### Records to use
....
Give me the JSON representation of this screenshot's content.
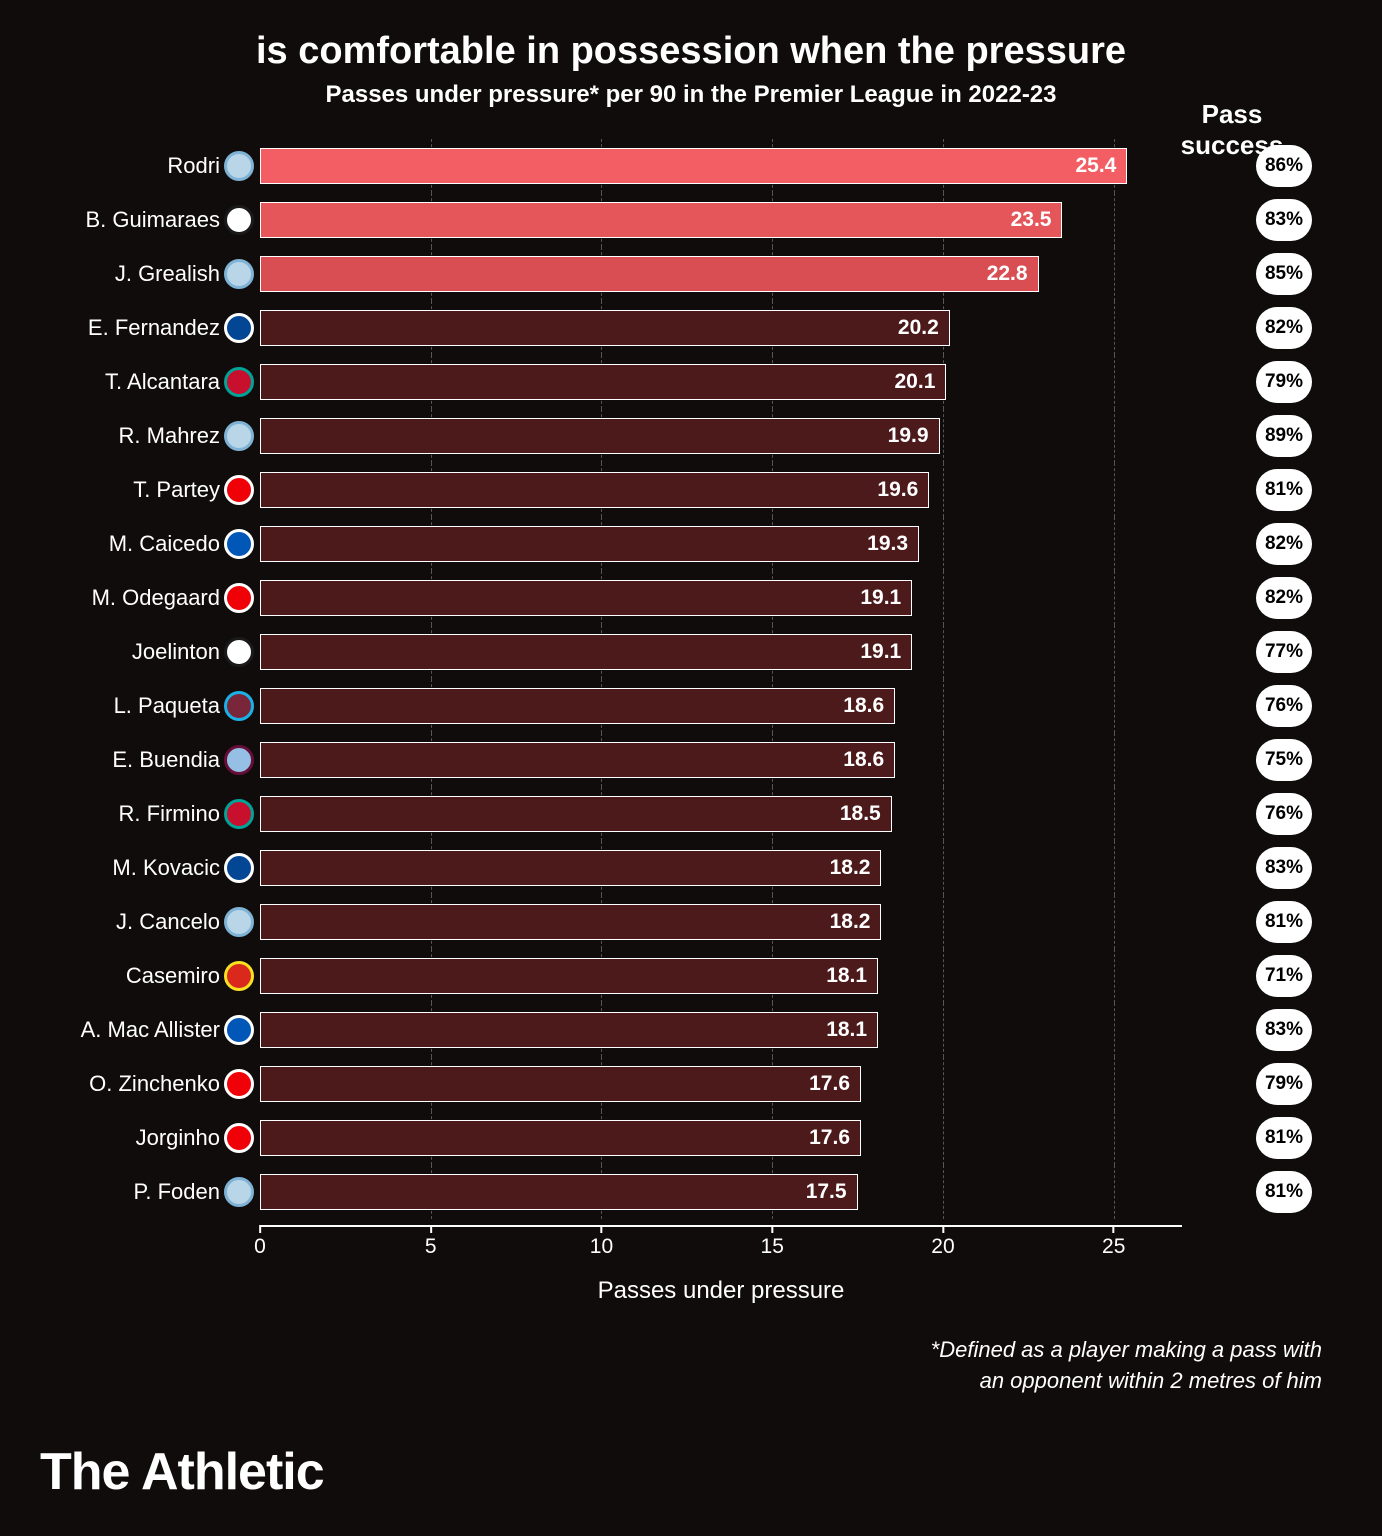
{
  "title": "is comfortable in possession when the pressure",
  "subtitle": "Passes under pressure* per 90 in the Premier League in 2022-23",
  "success_header": "Pass success",
  "x_label": "Passes under pressure",
  "footnote_line1": "*Defined as a player making a pass with",
  "footnote_line2": "an opponent within 2 metres of him",
  "brand": "The Athletic",
  "chart": {
    "type": "bar",
    "xmin": 0,
    "xmax": 27,
    "xticks": [
      0,
      5,
      10,
      15,
      20,
      25
    ],
    "bar_border_color": "#ffffff",
    "grid_color": "#555555",
    "background_color": "#100c0c",
    "value_fontsize": 21,
    "label_fontsize": 22,
    "highlight_colors": [
      "#f25e63",
      "#e4565a",
      "#d94e53"
    ],
    "normal_color": "#4c1a1a",
    "players": [
      {
        "name": "Rodri",
        "value": 25.4,
        "success": "86%",
        "color": "#f25e63",
        "club_bg": "#b9d6e8",
        "club_ring": "#7fb3d5",
        "club_txt": "MCI"
      },
      {
        "name": "B. Guimaraes",
        "value": 23.5,
        "success": "83%",
        "color": "#e4565a",
        "club_bg": "#ffffff",
        "club_ring": "#1a1a1a",
        "club_txt": "NUFC"
      },
      {
        "name": "J. Grealish",
        "value": 22.8,
        "success": "85%",
        "color": "#d94e53",
        "club_bg": "#b9d6e8",
        "club_ring": "#7fb3d5",
        "club_txt": "MCI"
      },
      {
        "name": "E. Fernandez",
        "value": 20.2,
        "success": "82%",
        "color": "#4c1a1a",
        "club_bg": "#034694",
        "club_ring": "#ffffff",
        "club_txt": "CHE"
      },
      {
        "name": "T. Alcantara",
        "value": 20.1,
        "success": "79%",
        "color": "#4c1a1a",
        "club_bg": "#c8102e",
        "club_ring": "#00a398",
        "club_txt": "LFC"
      },
      {
        "name": "R. Mahrez",
        "value": 19.9,
        "success": "89%",
        "color": "#4c1a1a",
        "club_bg": "#b9d6e8",
        "club_ring": "#7fb3d5",
        "club_txt": "MCI"
      },
      {
        "name": "T. Partey",
        "value": 19.6,
        "success": "81%",
        "color": "#4c1a1a",
        "club_bg": "#ef0107",
        "club_ring": "#ffffff",
        "club_txt": "ARS"
      },
      {
        "name": "M. Caicedo",
        "value": 19.3,
        "success": "82%",
        "color": "#4c1a1a",
        "club_bg": "#0057b8",
        "club_ring": "#ffffff",
        "club_txt": "BHA"
      },
      {
        "name": "M. Odegaard",
        "value": 19.1,
        "success": "82%",
        "color": "#4c1a1a",
        "club_bg": "#ef0107",
        "club_ring": "#ffffff",
        "club_txt": "ARS"
      },
      {
        "name": "Joelinton",
        "value": 19.1,
        "success": "77%",
        "color": "#4c1a1a",
        "club_bg": "#ffffff",
        "club_ring": "#1a1a1a",
        "club_txt": "NUFC"
      },
      {
        "name": "L. Paqueta",
        "value": 18.6,
        "success": "76%",
        "color": "#4c1a1a",
        "club_bg": "#7a263a",
        "club_ring": "#1bb1e7",
        "club_txt": "WHU"
      },
      {
        "name": "E. Buendia",
        "value": 18.6,
        "success": "75%",
        "color": "#4c1a1a",
        "club_bg": "#95bfe5",
        "club_ring": "#670e36",
        "club_txt": "AVL"
      },
      {
        "name": "R. Firmino",
        "value": 18.5,
        "success": "76%",
        "color": "#4c1a1a",
        "club_bg": "#c8102e",
        "club_ring": "#00a398",
        "club_txt": "LFC"
      },
      {
        "name": "M. Kovacic",
        "value": 18.2,
        "success": "83%",
        "color": "#4c1a1a",
        "club_bg": "#034694",
        "club_ring": "#ffffff",
        "club_txt": "CHE"
      },
      {
        "name": "J. Cancelo",
        "value": 18.2,
        "success": "81%",
        "color": "#4c1a1a",
        "club_bg": "#b9d6e8",
        "club_ring": "#7fb3d5",
        "club_txt": "MCI"
      },
      {
        "name": "Casemiro",
        "value": 18.1,
        "success": "71%",
        "color": "#4c1a1a",
        "club_bg": "#da291c",
        "club_ring": "#fbe122",
        "club_txt": "MUN"
      },
      {
        "name": "A. Mac Allister",
        "value": 18.1,
        "success": "83%",
        "color": "#4c1a1a",
        "club_bg": "#0057b8",
        "club_ring": "#ffffff",
        "club_txt": "BHA"
      },
      {
        "name": "O. Zinchenko",
        "value": 17.6,
        "success": "79%",
        "color": "#4c1a1a",
        "club_bg": "#ef0107",
        "club_ring": "#ffffff",
        "club_txt": "ARS"
      },
      {
        "name": "Jorginho",
        "value": 17.6,
        "success": "81%",
        "color": "#4c1a1a",
        "club_bg": "#ef0107",
        "club_ring": "#ffffff",
        "club_txt": "ARS"
      },
      {
        "name": "P. Foden",
        "value": 17.5,
        "success": "81%",
        "color": "#4c1a1a",
        "club_bg": "#b9d6e8",
        "club_ring": "#7fb3d5",
        "club_txt": "MCI"
      }
    ]
  }
}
....
### What is expected
Identify the lines in the entries that hold "Passes" and return each one.

### Output of the exercise
  "subtitle": "Passes under pressure* per 90 in the Premier League in 2022-23",
  "x_label": "Passes under pressure",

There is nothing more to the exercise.